Collected data entries

#####

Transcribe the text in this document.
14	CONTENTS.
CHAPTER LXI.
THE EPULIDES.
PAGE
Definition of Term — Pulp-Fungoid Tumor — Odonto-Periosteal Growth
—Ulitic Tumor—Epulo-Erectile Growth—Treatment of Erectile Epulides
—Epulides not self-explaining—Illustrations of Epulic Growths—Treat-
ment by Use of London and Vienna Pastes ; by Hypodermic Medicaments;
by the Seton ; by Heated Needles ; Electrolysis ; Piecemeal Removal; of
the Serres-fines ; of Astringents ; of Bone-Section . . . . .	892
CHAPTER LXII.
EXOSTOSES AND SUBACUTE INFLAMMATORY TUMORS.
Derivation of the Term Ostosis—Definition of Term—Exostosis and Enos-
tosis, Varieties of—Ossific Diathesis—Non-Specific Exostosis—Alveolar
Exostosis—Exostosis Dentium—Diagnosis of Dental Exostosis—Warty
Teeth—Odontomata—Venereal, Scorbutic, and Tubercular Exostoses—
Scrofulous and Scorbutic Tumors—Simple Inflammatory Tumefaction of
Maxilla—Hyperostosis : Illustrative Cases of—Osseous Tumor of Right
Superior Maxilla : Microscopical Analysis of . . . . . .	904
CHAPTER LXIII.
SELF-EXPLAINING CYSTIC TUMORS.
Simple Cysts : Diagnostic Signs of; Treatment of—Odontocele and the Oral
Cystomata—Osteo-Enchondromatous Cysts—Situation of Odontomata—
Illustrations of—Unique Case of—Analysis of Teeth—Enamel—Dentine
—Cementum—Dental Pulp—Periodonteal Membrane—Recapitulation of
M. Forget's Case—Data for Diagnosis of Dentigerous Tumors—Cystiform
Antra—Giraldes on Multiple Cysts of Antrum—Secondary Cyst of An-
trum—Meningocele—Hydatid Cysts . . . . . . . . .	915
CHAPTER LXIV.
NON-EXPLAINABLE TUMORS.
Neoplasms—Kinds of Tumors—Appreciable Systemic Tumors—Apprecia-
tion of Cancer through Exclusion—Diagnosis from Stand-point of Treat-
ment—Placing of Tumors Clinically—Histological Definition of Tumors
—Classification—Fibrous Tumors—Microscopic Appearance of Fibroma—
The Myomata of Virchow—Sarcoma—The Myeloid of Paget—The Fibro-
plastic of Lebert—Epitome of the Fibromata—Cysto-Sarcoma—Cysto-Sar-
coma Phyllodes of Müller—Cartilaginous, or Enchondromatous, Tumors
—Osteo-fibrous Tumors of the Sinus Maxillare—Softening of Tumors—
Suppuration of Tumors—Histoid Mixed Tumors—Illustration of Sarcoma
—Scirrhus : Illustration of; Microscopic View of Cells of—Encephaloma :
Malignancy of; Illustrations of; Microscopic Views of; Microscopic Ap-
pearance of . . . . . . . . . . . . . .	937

#####

- [Task details]:
Would you please copy all lines in the data that contain the word "Dental"?

- [Answer space]:
Exostosis—Exostosis Dentium—Diagnosis of Dental Exostosis—Warty
—Cementum—Dental Pulp—Periodonteal Membrane—Recapitulation of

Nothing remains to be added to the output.